* Exercise description
Present the data once more in exactly its original form.

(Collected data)
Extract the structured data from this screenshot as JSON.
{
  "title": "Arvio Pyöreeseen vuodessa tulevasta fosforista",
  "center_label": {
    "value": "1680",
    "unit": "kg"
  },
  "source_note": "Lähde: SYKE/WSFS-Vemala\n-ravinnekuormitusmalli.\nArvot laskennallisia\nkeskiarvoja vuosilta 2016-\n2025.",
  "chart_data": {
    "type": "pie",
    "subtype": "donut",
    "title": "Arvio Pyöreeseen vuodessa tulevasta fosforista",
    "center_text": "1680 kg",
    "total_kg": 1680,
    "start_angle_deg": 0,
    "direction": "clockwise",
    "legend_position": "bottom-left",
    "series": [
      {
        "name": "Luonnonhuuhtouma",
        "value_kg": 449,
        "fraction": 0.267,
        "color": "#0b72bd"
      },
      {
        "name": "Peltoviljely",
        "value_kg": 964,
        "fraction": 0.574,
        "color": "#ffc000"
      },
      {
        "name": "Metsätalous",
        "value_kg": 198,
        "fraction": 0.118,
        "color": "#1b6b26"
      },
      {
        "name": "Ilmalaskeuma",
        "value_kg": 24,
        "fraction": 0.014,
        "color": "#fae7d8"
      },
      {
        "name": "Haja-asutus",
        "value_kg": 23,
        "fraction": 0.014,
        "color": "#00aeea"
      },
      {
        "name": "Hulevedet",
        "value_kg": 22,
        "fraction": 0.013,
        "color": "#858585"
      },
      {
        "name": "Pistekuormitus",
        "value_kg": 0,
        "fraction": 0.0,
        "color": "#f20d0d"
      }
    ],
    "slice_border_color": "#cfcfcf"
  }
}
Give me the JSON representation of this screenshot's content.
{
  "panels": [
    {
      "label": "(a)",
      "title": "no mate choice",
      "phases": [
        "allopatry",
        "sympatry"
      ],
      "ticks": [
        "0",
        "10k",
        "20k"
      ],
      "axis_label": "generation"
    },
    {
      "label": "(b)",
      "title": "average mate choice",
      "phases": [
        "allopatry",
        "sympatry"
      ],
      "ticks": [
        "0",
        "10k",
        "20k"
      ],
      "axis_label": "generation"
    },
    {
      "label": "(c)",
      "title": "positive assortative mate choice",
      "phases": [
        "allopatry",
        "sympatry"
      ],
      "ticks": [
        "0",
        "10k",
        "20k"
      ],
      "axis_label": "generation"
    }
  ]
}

* Correct response
Extract the structured data from this screenshot as JSON.
{
  "title": "Arvio Pyöreeseen vuodessa tulevasta fosforista",
  "center_label": {
    "value": "1680",
    "unit": "kg"
  },
  "source_note": "Lähde: SYKE/WSFS-Vemala\n-ravinnekuormitusmalli.\nArvot laskennallisia\nkeskiarvoja vuosilta 2016-\n2025.",
  "chart_data": {
    "type": "pie",
    "subtype": "donut",
    "title": "Arvio Pyöreeseen vuodessa tulevasta fosforista",
    "center_text": "1680 kg",
    "total_kg": 1680,
    "start_angle_deg": 0,
    "direction": "clockwise",
    "legend_position": "bottom-left",
    "series": [
      {
        "name": "Luonnonhuuhtouma",
        "value_kg": 449,
        "fraction": 0.267,
        "color": "#0b72bd"
      },
      {
        "name": "Peltoviljely",
        "value_kg": 964,
        "fraction": 0.574,
        "color": "#ffc000"
      },
      {
        "name": "Metsätalous",
        "value_kg": 198,
        "fraction": 0.118,
        "color": "#1b6b26"
      },
      {
        "name": "Ilmalaskeuma",
        "value_kg": 24,
        "fraction": 0.014,
        "color": "#fae7d8"
      },
      {
        "name": "Haja-asutus",
        "value_kg": 23,
        "fraction": 0.014,
        "color": "#00aeea"
      },
      {
        "name": "Hulevedet",
        "value_kg": 22,
        "fraction": 0.013,
        "color": "#858585"
      },
      {
        "name": "Pistekuormitus",
        "value_kg": 0,
        "fraction": 0.0,
        "color": "#f20d0d"
      }
    ],
    "slice_border_color": "#cfcfcf"
  }
}
Give me the JSON representation of this screenshot's content.
{
  "panels": [
    {
      "label": "(a)",
      "title": "no mate choice",
      "phases": [
        "allopatry",
        "sympatry"
      ],
      "ticks": [
        "0",
        "10k",
        "20k"
      ],
      "axis_label": "generation"
    },
    {
      "label": "(b)",
      "title": "average mate choice",
      "phases": [
        "allopatry",
        "sympatry"
      ],
      "ticks": [
        "0",
        "10k",
        "20k"
      ],
      "axis_label": "generation"
    },
    {
      "label": "(c)",
      "title": "positive assortative mate choice",
      "phases": [
        "allopatry",
        "sympatry"
      ],
      "ticks": [
        "0",
        "10k",
        "20k"
      ],
      "axis_label": "generation"
    }
  ]
}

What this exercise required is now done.